__TASK INSTRUCTIONS__: Your task is to copy each line that has the word "image".
╭─ EXERCISE MATERIAL
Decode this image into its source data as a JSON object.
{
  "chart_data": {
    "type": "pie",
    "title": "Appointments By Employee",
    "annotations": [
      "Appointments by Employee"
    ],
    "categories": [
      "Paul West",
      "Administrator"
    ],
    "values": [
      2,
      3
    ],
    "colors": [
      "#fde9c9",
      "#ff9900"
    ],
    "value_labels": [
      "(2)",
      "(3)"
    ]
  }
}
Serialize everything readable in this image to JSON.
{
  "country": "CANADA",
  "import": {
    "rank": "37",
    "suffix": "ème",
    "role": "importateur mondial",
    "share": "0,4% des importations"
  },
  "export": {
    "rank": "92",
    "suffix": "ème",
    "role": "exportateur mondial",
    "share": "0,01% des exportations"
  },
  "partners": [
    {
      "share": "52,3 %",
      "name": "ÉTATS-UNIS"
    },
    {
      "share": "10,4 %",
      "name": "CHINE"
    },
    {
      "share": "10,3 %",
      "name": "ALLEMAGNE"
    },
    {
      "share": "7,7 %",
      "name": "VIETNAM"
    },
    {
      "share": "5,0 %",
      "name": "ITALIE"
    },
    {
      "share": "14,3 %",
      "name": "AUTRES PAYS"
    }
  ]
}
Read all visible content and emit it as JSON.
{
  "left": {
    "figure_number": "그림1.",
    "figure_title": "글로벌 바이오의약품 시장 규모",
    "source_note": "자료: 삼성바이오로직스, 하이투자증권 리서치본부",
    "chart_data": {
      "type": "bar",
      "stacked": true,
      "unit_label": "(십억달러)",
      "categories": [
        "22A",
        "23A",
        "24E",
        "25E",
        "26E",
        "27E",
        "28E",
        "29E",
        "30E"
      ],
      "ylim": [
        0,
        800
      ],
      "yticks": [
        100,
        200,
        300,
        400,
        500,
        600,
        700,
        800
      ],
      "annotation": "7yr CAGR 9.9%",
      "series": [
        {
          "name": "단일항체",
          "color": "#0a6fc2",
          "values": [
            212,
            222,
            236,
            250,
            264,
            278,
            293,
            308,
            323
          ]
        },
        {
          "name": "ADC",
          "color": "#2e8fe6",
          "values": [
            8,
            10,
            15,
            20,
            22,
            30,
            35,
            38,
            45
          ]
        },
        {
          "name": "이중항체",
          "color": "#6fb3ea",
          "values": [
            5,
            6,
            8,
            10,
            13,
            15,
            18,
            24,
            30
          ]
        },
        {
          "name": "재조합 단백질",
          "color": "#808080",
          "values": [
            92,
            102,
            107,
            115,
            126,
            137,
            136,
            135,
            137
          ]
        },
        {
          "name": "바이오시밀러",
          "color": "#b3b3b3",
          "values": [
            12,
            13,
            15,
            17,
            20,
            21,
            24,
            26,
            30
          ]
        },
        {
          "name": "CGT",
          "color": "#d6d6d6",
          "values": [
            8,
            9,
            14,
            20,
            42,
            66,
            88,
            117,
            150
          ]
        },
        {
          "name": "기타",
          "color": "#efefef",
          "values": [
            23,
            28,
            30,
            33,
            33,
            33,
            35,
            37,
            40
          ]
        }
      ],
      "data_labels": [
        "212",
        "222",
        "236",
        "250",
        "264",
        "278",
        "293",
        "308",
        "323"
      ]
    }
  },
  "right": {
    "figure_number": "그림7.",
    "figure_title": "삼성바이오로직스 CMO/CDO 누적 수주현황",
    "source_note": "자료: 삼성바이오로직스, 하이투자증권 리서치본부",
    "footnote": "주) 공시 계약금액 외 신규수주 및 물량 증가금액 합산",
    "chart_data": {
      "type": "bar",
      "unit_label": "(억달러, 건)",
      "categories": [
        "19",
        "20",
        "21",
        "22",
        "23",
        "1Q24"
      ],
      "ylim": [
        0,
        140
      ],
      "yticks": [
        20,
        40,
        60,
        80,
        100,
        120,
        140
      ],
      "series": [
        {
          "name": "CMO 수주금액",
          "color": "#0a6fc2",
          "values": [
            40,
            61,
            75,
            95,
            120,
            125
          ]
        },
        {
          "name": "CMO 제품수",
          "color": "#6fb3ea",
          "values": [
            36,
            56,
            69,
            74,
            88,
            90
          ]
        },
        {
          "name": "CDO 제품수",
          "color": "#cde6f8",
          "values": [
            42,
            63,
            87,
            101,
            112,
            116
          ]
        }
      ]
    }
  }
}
╰─
__OUTPUT OF THE TASK__:
Decode this image into its source data as a JSON object.
Serialize everything readable in this image to JSON.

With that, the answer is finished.